> [TASK DIRECTIONS]: Note how many lines hold the string "over" and give that number without any other words.

======== DATA EXCERPTS ========

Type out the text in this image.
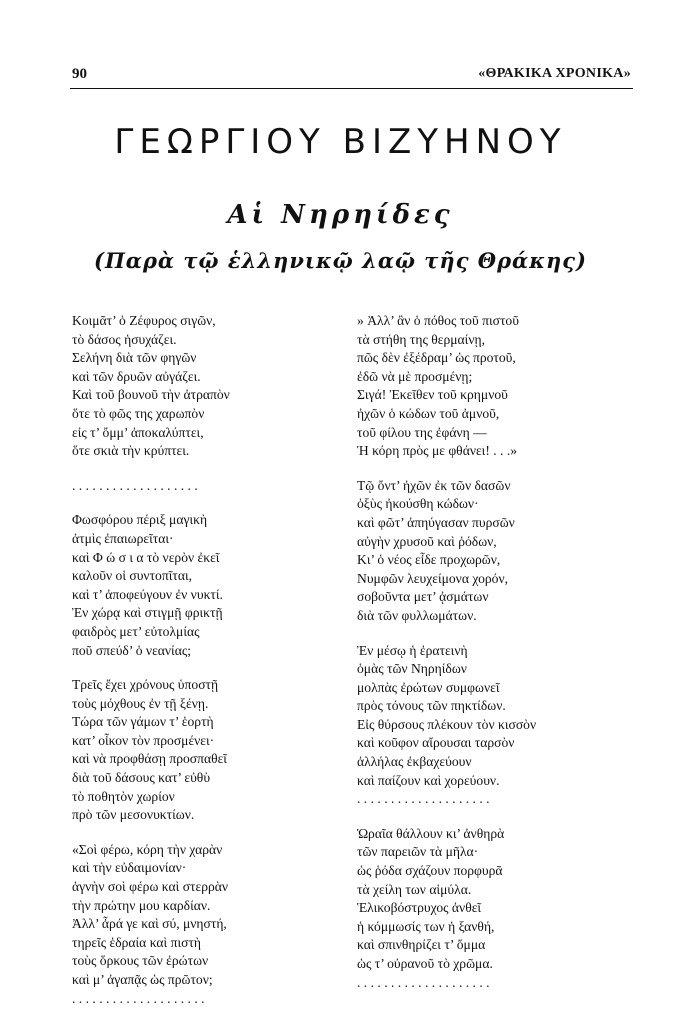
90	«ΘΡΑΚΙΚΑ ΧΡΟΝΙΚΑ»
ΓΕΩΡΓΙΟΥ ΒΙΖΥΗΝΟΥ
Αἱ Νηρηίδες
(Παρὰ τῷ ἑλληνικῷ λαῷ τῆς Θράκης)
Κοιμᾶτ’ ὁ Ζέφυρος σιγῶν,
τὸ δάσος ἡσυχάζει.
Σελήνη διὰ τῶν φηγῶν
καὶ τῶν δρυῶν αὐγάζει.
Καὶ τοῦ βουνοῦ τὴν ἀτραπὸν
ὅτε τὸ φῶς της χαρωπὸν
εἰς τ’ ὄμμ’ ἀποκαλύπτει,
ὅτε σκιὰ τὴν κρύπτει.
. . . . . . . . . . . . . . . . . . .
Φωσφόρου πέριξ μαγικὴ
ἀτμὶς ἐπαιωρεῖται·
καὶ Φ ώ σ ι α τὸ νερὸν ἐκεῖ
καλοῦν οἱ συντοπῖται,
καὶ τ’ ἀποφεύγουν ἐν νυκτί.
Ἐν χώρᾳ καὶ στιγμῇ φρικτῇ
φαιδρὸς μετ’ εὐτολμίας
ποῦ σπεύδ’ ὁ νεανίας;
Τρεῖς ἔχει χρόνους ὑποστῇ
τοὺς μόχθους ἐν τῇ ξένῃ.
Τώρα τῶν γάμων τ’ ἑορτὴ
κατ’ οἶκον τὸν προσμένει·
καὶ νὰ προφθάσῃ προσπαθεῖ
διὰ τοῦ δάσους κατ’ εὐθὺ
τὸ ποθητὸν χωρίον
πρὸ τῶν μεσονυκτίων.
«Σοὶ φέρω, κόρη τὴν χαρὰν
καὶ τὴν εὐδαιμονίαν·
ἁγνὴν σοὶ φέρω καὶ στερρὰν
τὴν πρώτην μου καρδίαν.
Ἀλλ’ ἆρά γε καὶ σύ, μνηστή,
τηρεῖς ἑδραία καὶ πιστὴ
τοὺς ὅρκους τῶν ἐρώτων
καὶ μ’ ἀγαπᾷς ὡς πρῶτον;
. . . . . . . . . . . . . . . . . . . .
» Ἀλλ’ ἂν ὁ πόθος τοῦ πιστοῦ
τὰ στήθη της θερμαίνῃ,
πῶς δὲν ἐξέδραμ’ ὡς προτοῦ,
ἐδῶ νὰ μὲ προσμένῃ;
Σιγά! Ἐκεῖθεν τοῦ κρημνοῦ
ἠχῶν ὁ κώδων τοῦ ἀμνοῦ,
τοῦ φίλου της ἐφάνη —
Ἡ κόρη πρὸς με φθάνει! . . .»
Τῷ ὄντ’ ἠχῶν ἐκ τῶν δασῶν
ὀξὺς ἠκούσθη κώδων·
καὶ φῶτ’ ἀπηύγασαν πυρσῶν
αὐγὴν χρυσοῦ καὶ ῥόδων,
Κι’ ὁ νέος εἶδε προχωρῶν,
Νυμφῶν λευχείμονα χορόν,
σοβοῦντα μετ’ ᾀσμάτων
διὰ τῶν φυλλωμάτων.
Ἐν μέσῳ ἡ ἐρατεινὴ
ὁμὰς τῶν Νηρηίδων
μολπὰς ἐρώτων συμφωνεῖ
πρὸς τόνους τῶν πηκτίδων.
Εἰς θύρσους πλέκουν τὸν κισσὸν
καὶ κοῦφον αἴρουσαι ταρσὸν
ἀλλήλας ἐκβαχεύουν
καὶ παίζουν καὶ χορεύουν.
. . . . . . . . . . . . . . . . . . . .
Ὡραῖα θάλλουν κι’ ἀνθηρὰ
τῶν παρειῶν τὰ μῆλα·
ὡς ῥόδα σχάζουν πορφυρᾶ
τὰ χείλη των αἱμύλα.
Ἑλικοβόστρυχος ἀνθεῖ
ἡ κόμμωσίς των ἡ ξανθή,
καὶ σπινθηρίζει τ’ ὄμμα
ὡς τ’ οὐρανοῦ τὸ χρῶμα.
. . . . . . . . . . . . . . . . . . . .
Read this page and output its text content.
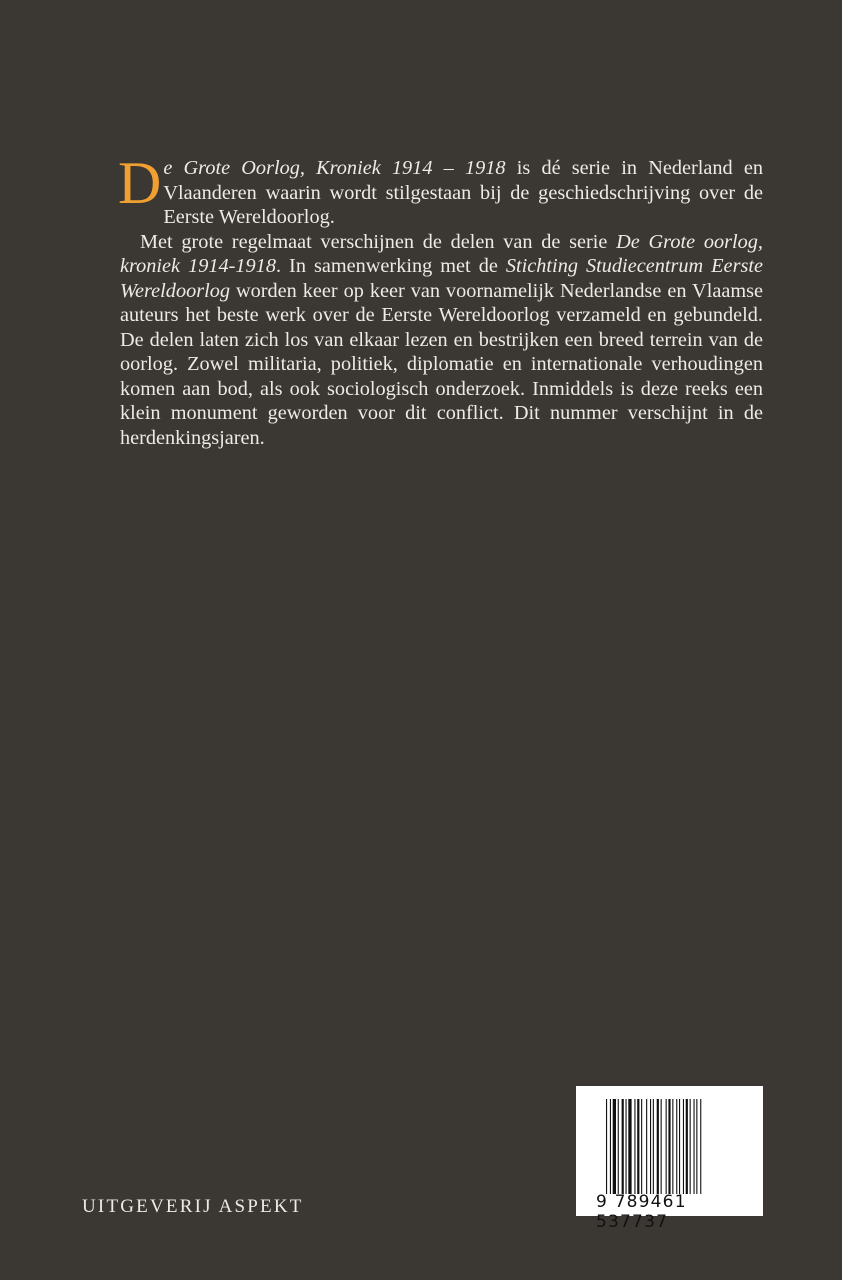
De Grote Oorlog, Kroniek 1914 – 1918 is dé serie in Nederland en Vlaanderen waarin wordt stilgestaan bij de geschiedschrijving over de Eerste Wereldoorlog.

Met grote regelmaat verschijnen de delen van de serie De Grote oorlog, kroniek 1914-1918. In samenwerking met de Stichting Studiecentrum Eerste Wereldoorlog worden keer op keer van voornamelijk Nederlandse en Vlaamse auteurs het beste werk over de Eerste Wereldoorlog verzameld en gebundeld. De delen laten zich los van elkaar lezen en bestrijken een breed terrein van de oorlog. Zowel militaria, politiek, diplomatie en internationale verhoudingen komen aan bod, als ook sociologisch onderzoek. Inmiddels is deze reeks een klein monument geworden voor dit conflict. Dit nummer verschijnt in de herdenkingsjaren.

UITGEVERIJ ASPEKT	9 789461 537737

========
======== DATA EXCERPTS ========

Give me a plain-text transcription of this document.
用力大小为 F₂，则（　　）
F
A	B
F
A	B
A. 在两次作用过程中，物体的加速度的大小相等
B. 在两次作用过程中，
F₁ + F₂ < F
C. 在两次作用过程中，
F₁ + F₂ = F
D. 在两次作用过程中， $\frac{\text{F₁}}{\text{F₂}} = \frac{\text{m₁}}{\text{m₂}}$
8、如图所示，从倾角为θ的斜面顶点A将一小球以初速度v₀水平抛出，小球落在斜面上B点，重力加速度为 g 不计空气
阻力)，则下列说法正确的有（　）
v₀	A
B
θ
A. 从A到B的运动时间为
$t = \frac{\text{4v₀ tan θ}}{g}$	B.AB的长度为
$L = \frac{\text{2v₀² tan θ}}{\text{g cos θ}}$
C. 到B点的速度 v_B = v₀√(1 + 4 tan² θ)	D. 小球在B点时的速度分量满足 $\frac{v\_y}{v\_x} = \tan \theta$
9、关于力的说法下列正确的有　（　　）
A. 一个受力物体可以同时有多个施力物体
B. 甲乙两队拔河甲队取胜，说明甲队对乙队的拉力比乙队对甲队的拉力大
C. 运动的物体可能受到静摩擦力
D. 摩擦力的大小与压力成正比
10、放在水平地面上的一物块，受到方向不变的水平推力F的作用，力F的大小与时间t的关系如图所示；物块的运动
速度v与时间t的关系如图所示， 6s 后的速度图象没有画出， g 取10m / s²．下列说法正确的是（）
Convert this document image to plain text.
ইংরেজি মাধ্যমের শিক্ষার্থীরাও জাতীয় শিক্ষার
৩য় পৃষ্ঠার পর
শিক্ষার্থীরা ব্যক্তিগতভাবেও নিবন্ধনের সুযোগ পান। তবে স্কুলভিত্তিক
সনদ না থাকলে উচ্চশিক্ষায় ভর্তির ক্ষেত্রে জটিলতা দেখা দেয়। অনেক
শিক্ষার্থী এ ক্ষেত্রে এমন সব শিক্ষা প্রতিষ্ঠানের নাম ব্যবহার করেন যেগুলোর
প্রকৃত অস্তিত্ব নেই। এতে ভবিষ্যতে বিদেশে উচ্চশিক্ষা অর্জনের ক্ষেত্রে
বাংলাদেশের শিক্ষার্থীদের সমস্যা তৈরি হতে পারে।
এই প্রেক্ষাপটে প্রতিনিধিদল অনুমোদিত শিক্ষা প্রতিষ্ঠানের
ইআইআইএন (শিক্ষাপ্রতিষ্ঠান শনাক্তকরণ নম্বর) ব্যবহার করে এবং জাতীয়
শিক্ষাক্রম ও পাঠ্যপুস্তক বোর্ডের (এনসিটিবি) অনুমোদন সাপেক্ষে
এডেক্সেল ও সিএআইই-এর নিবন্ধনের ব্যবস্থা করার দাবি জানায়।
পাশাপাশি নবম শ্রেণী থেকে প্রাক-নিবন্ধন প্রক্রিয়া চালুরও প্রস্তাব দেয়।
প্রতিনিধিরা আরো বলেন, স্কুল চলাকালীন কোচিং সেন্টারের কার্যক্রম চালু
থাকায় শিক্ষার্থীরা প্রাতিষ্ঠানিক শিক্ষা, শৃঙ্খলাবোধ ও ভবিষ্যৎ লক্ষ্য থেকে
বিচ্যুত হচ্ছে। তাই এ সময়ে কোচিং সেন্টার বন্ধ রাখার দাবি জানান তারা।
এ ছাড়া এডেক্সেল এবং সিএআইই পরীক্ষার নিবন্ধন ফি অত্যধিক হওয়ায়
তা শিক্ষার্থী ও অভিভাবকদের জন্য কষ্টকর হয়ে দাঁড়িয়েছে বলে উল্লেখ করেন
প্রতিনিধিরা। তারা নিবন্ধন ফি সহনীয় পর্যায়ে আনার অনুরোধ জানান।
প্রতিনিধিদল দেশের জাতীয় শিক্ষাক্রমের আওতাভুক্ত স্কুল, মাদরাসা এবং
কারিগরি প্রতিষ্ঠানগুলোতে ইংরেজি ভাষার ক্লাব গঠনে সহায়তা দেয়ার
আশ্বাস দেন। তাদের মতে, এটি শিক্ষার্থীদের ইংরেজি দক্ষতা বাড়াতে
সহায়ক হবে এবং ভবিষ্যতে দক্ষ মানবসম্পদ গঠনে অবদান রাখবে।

========

> [EXPECTED ANSWER]: 2